- Material provided -

■ ■ ■ ■ ■

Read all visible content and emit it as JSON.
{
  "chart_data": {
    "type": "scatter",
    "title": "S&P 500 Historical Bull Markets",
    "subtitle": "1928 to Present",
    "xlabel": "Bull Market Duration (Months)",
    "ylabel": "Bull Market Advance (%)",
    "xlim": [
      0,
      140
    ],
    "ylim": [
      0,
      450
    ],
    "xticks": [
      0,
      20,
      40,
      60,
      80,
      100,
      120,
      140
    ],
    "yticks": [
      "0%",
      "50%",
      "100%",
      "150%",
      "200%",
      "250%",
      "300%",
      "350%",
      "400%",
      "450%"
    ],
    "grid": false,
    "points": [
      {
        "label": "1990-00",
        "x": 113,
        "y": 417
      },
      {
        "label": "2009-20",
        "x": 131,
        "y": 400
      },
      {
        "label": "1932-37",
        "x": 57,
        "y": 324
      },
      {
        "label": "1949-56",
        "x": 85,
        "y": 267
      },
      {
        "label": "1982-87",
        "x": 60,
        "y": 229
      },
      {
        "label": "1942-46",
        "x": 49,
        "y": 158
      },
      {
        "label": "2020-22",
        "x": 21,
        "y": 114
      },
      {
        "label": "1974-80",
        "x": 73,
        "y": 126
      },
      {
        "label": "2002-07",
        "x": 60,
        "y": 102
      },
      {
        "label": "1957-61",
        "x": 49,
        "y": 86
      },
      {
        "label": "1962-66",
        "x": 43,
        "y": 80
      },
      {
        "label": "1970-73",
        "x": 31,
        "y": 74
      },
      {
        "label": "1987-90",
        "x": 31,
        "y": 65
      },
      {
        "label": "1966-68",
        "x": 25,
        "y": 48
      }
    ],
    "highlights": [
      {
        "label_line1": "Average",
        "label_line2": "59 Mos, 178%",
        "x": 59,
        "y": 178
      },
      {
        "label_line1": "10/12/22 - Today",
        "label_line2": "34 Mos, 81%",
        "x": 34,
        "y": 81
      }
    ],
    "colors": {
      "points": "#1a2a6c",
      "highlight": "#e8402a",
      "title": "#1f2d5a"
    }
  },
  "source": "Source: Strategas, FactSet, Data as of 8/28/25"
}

■ ■ ■ ■ ■

- Set problem -
Each entry above is to be printed again exactly.

- Right answer -
Read all visible content and emit it as JSON.
{
  "chart_data": {
    "type": "scatter",
    "title": "S&P 500 Historical Bull Markets",
    "subtitle": "1928 to Present",
    "xlabel": "Bull Market Duration (Months)",
    "ylabel": "Bull Market Advance (%)",
    "xlim": [
      0,
      140
    ],
    "ylim": [
      0,
      450
    ],
    "xticks": [
      0,
      20,
      40,
      60,
      80,
      100,
      120,
      140
    ],
    "yticks": [
      "0%",
      "50%",
      "100%",
      "150%",
      "200%",
      "250%",
      "300%",
      "350%",
      "400%",
      "450%"
    ],
    "grid": false,
    "points": [
      {
        "label": "1990-00",
        "x": 113,
        "y": 417
      },
      {
        "label": "2009-20",
        "x": 131,
        "y": 400
      },
      {
        "label": "1932-37",
        "x": 57,
        "y": 324
      },
      {
        "label": "1949-56",
        "x": 85,
        "y": 267
      },
      {
        "label": "1982-87",
        "x": 60,
        "y": 229
      },
      {
        "label": "1942-46",
        "x": 49,
        "y": 158
      },
      {
        "label": "2020-22",
        "x": 21,
        "y": 114
      },
      {
        "label": "1974-80",
        "x": 73,
        "y": 126
      },
      {
        "label": "2002-07",
        "x": 60,
        "y": 102
      },
      {
        "label": "1957-61",
        "x": 49,
        "y": 86
      },
      {
        "label": "1962-66",
        "x": 43,
        "y": 80
      },
      {
        "label": "1970-73",
        "x": 31,
        "y": 74
      },
      {
        "label": "1987-90",
        "x": 31,
        "y": 65
      },
      {
        "label": "1966-68",
        "x": 25,
        "y": 48
      }
    ],
    "highlights": [
      {
        "label_line1": "Average",
        "label_line2": "59 Mos, 178%",
        "x": 59,
        "y": 178
      },
      {
        "label_line1": "10/12/22 - Today",
        "label_line2": "34 Mos, 81%",
        "x": 34,
        "y": 81
      }
    ],
    "colors": {
      "points": "#1a2a6c",
      "highlight": "#e8402a",
      "title": "#1f2d5a"
    }
  },
  "source": "Source: Strategas, FactSet, Data as of 8/28/25"
}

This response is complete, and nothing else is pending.